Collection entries

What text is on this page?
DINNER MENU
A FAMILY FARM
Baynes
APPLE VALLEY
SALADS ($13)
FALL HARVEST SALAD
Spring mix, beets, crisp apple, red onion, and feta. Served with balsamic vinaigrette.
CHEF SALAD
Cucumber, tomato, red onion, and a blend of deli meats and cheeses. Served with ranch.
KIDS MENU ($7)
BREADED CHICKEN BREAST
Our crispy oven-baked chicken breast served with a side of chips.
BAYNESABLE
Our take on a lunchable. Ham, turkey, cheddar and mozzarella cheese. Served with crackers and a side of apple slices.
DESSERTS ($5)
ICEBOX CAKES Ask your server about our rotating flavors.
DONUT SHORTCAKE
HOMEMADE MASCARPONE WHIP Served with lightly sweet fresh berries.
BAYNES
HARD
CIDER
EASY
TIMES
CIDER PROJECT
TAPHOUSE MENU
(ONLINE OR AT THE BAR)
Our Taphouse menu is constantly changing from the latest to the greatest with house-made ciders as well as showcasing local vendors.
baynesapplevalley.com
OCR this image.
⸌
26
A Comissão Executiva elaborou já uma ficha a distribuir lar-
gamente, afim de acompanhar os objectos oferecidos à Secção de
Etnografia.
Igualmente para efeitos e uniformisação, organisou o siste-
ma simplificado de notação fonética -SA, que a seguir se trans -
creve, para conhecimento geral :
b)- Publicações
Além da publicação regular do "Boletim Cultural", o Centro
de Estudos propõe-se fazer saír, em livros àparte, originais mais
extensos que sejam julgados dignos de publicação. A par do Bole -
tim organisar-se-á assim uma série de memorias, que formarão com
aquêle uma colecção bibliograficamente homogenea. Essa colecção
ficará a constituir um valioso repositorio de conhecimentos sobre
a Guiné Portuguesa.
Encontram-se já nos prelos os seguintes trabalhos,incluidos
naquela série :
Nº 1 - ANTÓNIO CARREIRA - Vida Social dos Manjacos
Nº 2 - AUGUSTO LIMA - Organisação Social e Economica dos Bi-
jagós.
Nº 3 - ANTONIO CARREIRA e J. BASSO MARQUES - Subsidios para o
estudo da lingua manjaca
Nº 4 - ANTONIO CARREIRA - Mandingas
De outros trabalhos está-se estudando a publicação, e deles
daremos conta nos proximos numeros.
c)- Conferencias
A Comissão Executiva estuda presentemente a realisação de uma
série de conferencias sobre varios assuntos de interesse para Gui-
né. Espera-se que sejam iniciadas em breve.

» **Instructions for the task**
List every line above that holds the word "ANTONIO".

» **Answer to this task**
Nº 3 - ANTONIO CARREIRA e J. BASSO MARQUES - Subsidios para o
Nº 4 - ANTONIO CARREIRA - Mandingas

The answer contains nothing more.